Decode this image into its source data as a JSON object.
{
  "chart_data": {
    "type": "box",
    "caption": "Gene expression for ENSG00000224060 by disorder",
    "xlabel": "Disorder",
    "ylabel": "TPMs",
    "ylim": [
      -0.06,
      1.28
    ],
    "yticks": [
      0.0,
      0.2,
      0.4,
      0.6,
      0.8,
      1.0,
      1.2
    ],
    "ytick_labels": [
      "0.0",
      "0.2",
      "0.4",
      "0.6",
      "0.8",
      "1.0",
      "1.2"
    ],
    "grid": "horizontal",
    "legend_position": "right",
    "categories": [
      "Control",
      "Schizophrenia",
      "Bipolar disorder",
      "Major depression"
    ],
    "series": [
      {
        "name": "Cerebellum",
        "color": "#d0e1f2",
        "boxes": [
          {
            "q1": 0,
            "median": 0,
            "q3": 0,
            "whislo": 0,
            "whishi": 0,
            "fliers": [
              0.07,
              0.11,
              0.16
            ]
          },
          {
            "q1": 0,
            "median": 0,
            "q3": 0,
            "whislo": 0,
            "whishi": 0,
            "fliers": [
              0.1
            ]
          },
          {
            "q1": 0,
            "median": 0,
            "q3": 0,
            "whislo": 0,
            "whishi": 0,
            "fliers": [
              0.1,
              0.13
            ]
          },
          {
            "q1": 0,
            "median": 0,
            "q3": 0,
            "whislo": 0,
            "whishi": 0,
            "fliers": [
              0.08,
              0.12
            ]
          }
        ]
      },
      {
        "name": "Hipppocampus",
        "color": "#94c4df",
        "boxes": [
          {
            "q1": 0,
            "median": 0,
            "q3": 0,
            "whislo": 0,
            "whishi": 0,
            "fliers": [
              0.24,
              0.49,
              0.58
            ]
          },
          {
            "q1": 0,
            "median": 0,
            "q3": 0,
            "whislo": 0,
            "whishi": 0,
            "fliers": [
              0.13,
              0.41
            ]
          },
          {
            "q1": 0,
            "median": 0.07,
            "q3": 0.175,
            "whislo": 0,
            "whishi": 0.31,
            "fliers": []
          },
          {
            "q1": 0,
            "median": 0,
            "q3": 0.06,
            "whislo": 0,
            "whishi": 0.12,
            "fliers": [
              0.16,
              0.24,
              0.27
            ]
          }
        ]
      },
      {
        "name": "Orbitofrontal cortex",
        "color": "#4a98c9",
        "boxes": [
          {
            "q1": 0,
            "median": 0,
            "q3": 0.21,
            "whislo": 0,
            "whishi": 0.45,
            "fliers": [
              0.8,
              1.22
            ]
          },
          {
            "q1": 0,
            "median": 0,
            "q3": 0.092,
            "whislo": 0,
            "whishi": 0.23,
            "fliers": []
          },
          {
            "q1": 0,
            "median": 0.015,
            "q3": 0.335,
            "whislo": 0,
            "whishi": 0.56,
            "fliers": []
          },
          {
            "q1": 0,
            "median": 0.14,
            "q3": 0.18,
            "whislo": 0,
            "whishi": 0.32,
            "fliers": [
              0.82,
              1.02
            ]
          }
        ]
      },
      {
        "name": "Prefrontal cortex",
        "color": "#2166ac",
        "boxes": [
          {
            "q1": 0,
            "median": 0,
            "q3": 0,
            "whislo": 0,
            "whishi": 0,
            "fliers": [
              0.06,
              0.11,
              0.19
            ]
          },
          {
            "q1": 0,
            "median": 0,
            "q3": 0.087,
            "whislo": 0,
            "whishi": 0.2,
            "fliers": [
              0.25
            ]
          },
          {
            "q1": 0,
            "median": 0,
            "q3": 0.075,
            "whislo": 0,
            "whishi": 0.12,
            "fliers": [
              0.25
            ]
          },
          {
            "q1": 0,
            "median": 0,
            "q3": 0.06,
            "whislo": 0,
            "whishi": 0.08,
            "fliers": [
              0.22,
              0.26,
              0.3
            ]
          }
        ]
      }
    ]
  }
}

#### [EXERCISE]
Determine how many lines include the word "color" and report that number by itself.

#### [RIGHT ANSWER]
4